Images embedded in the records are excluded; print everything else exactly as given.

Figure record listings
::::
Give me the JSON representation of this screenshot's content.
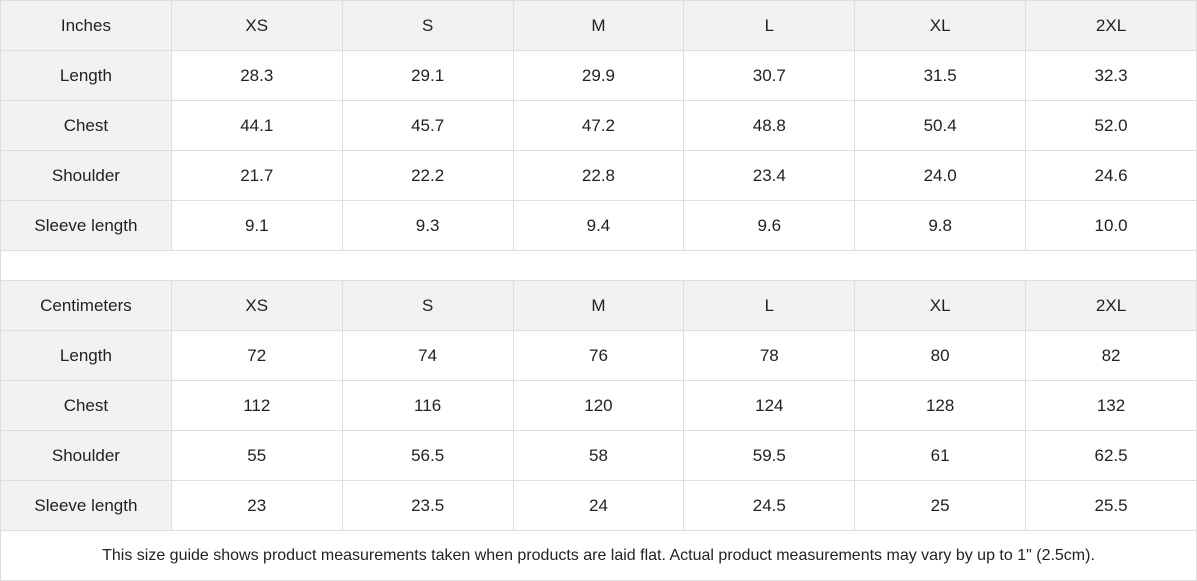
{
  "tables": [
    {
      "unit_label": "Inches",
      "sizes": [
        "XS",
        "S",
        "M",
        "L",
        "XL",
        "2XL"
      ],
      "rows": [
        {
          "label": "Length",
          "values": [
            "28.3",
            "29.1",
            "29.9",
            "30.7",
            "31.5",
            "32.3"
          ]
        },
        {
          "label": "Chest",
          "values": [
            "44.1",
            "45.7",
            "47.2",
            "48.8",
            "50.4",
            "52.0"
          ]
        },
        {
          "label": "Shoulder",
          "values": [
            "21.7",
            "22.2",
            "22.8",
            "23.4",
            "24.0",
            "24.6"
          ]
        },
        {
          "label": "Sleeve length",
          "values": [
            "9.1",
            "9.3",
            "9.4",
            "9.6",
            "9.8",
            "10.0"
          ]
        }
      ]
    },
    {
      "unit_label": "Centimeters",
      "sizes": [
        "XS",
        "S",
        "M",
        "L",
        "XL",
        "2XL"
      ],
      "rows": [
        {
          "label": "Length",
          "values": [
            "72",
            "74",
            "76",
            "78",
            "80",
            "82"
          ]
        },
        {
          "label": "Chest",
          "values": [
            "112",
            "116",
            "120",
            "124",
            "128",
            "132"
          ]
        },
        {
          "label": "Shoulder",
          "values": [
            "55",
            "56.5",
            "58",
            "59.5",
            "61",
            "62.5"
          ]
        },
        {
          "label": "Sleeve length",
          "values": [
            "23",
            "23.5",
            "24",
            "24.5",
            "25",
            "25.5"
          ]
        }
      ]
    }
  ],
  "note": "This size guide shows product measurements taken when products are laid flat.  Actual product measurements may vary by up to 1\" (2.5cm).",
  "colors": {
    "header_bg": "#f2f2f2",
    "border": "#dedede",
    "text": "#222222"
  }
}
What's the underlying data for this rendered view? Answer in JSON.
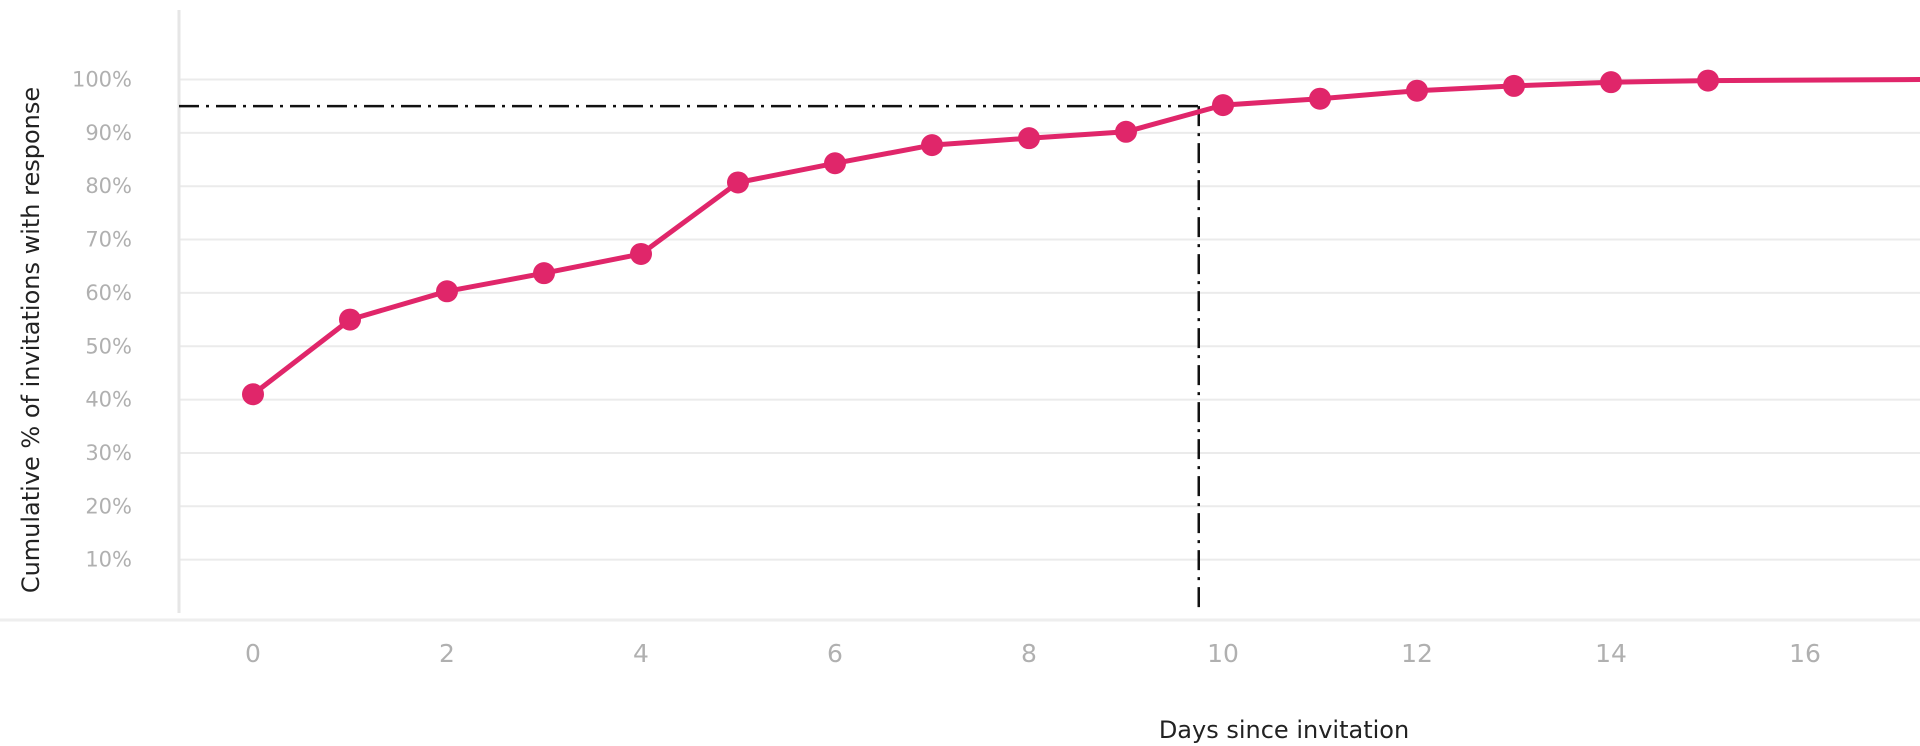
::::
**TASK SOLUTION:**
Give me the JSON representation of this screenshot's content.
{
  "tables": [
    {
      "unit_label": "Inches",
      "sizes": [
        "XS",
        "S",
        "M",
        "L",
        "XL",
        "2XL"
      ],
      "rows": [
        {
          "label": "Length",
          "values": [
            "28.3",
            "29.1",
            "29.9",
            "30.7",
            "31.5",
            "32.3"
          ]
        },
        {
          "label": "Chest",
          "values": [
            "44.1",
            "45.7",
            "47.2",
            "48.8",
            "50.4",
            "52.0"
          ]
        },
        {
          "label": "Shoulder",
          "values": [
            "21.7",
            "22.2",
            "22.8",
            "23.4",
            "24.0",
            "24.6"
          ]
        },
        {
          "label": "Sleeve length",
          "values": [
            "9.1",
            "9.3",
            "9.4",
            "9.6",
            "9.8",
            "10.0"
          ]
        }
      ]
    },
    {
      "unit_label": "Centimeters",
      "sizes": [
        "XS",
        "S",
        "M",
        "L",
        "XL",
        "2XL"
      ],
      "rows": [
        {
          "label": "Length",
          "values": [
            "72",
            "74",
            "76",
            "78",
            "80",
            "82"
          ]
        },
        {
          "label": "Chest",
          "values": [
            "112",
            "116",
            "120",
            "124",
            "128",
            "132"
          ]
        },
        {
          "label": "Shoulder",
          "values": [
            "55",
            "56.5",
            "58",
            "59.5",
            "61",
            "62.5"
          ]
        },
        {
          "label": "Sleeve length",
          "values": [
            "23",
            "23.5",
            "24",
            "24.5",
            "25",
            "25.5"
          ]
        }
      ]
    }
  ],
  "note": "This size guide shows product measurements taken when products are laid flat.  Actual product measurements may vary by up to 1\" (2.5cm).",
  "colors": {
    "header_bg": "#f2f2f2",
    "border": "#dedede",
    "text": "#222222"
  }
}
What's the underlying data for this rendered view? Answer in JSON.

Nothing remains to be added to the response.